**Given problem:** Quote each record exactly, please, leaving none out.

──────── Supplied entries ────────

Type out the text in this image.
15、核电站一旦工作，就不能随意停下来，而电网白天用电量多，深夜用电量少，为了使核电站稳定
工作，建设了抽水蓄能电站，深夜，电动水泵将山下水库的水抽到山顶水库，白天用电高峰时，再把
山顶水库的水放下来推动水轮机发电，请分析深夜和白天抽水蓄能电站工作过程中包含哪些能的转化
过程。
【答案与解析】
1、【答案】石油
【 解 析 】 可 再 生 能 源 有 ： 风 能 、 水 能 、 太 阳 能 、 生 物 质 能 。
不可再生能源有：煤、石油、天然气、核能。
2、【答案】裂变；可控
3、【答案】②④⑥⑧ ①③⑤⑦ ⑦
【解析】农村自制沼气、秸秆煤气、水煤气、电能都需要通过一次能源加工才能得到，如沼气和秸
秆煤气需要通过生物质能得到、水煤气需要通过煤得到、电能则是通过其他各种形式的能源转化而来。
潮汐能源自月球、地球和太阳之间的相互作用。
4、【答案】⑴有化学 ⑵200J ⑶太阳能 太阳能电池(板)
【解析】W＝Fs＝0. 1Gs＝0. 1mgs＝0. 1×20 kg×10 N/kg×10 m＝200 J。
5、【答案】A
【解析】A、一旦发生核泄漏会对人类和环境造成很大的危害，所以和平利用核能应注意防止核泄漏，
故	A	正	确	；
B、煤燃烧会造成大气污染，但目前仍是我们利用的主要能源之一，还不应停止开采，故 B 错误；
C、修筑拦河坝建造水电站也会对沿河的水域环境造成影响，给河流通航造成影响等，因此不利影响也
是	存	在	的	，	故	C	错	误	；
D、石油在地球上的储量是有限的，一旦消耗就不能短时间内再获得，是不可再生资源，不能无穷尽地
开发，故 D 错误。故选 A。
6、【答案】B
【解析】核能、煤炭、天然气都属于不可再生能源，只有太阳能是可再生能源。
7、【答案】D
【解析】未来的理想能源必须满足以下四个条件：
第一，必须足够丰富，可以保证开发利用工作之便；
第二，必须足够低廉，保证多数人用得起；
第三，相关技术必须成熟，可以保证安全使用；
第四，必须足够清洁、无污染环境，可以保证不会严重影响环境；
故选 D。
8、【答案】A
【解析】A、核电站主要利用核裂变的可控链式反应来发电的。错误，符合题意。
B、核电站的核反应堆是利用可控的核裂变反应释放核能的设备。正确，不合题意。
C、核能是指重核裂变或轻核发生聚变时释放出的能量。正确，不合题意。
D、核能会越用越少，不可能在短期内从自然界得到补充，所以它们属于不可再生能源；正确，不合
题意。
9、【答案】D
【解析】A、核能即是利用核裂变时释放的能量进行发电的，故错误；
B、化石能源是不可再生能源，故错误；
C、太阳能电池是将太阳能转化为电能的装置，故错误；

────────

**Finished task:**
Type out the text in this image.
15、核电站一旦工作，就不能随意停下来，而电网白天用电量多，深夜用电量少，为了使核电站稳定
工作，建设了抽水蓄能电站，深夜，电动水泵将山下水库的水抽到山顶水库，白天用电高峰时，再把
山顶水库的水放下来推动水轮机发电，请分析深夜和白天抽水蓄能电站工作过程中包含哪些能的转化
过程。
【答案与解析】
1、【答案】石油
【 解 析 】 可 再 生 能 源 有 ： 风 能 、 水 能 、 太 阳 能 、 生 物 质 能 。
不可再生能源有：煤、石油、天然气、核能。
2、【答案】裂变；可控
3、【答案】②④⑥⑧ ①③⑤⑦ ⑦
【解析】农村自制沼气、秸秆煤气、水煤气、电能都需要通过一次能源加工才能得到，如沼气和秸
秆煤气需要通过生物质能得到、水煤气需要通过煤得到、电能则是通过其他各种形式的能源转化而来。
潮汐能源自月球、地球和太阳之间的相互作用。
4、【答案】⑴有化学 ⑵200J ⑶太阳能 太阳能电池(板)
【解析】W＝Fs＝0. 1Gs＝0. 1mgs＝0. 1×20 kg×10 N/kg×10 m＝200 J。
5、【答案】A
【解析】A、一旦发生核泄漏会对人类和环境造成很大的危害，所以和平利用核能应注意防止核泄漏，
故	A	正	确	；
B、煤燃烧会造成大气污染，但目前仍是我们利用的主要能源之一，还不应停止开采，故 B 错误；
C、修筑拦河坝建造水电站也会对沿河的水域环境造成影响，给河流通航造成影响等，因此不利影响也
是	存	在	的	，	故	C	错	误	；
D、石油在地球上的储量是有限的，一旦消耗就不能短时间内再获得，是不可再生资源，不能无穷尽地
开发，故 D 错误。故选 A。
6、【答案】B
【解析】核能、煤炭、天然气都属于不可再生能源，只有太阳能是可再生能源。
7、【答案】D
【解析】未来的理想能源必须满足以下四个条件：
第一，必须足够丰富，可以保证开发利用工作之便；
第二，必须足够低廉，保证多数人用得起；
第三，相关技术必须成熟，可以保证安全使用；
第四，必须足够清洁、无污染环境，可以保证不会严重影响环境；
故选 D。
8、【答案】A
【解析】A、核电站主要利用核裂变的可控链式反应来发电的。错误，符合题意。
B、核电站的核反应堆是利用可控的核裂变反应释放核能的设备。正确，不合题意。
C、核能是指重核裂变或轻核发生聚变时释放出的能量。正确，不合题意。
D、核能会越用越少，不可能在短期内从自然界得到补充，所以它们属于不可再生能源；正确，不合
题意。
9、【答案】D
【解析】A、核能即是利用核裂变时释放的能量进行发电的，故错误；
B、化石能源是不可再生能源，故错误；
C、太阳能电池是将太阳能转化为电能的装置，故错误；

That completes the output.